--- Start of DATA FOR THIS TASK ---
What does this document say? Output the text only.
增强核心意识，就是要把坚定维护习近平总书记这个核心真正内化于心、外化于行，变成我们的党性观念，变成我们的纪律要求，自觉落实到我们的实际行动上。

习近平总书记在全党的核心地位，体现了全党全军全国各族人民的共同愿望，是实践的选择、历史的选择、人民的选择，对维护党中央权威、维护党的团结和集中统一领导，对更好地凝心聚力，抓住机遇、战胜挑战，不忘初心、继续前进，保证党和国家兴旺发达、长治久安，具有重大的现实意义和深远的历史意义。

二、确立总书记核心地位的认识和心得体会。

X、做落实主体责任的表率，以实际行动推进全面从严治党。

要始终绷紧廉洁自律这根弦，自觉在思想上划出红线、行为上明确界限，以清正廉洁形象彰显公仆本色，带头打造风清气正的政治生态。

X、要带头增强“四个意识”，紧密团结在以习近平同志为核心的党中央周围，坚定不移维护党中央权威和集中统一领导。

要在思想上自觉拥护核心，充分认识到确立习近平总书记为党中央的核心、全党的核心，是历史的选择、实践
--- End of DATA FOR THIS TASK ---
- [TO BE DONE] Copy the records above exactly.

- [EXERCISE SOLUTION]
What does this document say? Output the text only.
增强核心意识，就是要把坚定维护习近平总书记这个核心真正内化于心、外化于行，变成我们的党性观念，变成我们的纪律要求，自觉落实到我们的实际行动上。

习近平总书记在全党的核心地位，体现了全党全军全国各族人民的共同愿望，是实践的选择、历史的选择、人民的选择，对维护党中央权威、维护党的团结和集中统一领导，对更好地凝心聚力，抓住机遇、战胜挑战，不忘初心、继续前进，保证党和国家兴旺发达、长治久安，具有重大的现实意义和深远的历史意义。

二、确立总书记核心地位的认识和心得体会。

X、做落实主体责任的表率，以实际行动推进全面从严治党。

要始终绷紧廉洁自律这根弦，自觉在思想上划出红线、行为上明确界限，以清正廉洁形象彰显公仆本色，带头打造风清气正的政治生态。

X、要带头增强“四个意识”，紧密团结在以习近平同志为核心的党中央周围，坚定不移维护党中央权威和集中统一领导。

要在思想上自觉拥护核心，充分认识到确立习近平总书记为党中央的核心、全党的核心，是历史的选择、实践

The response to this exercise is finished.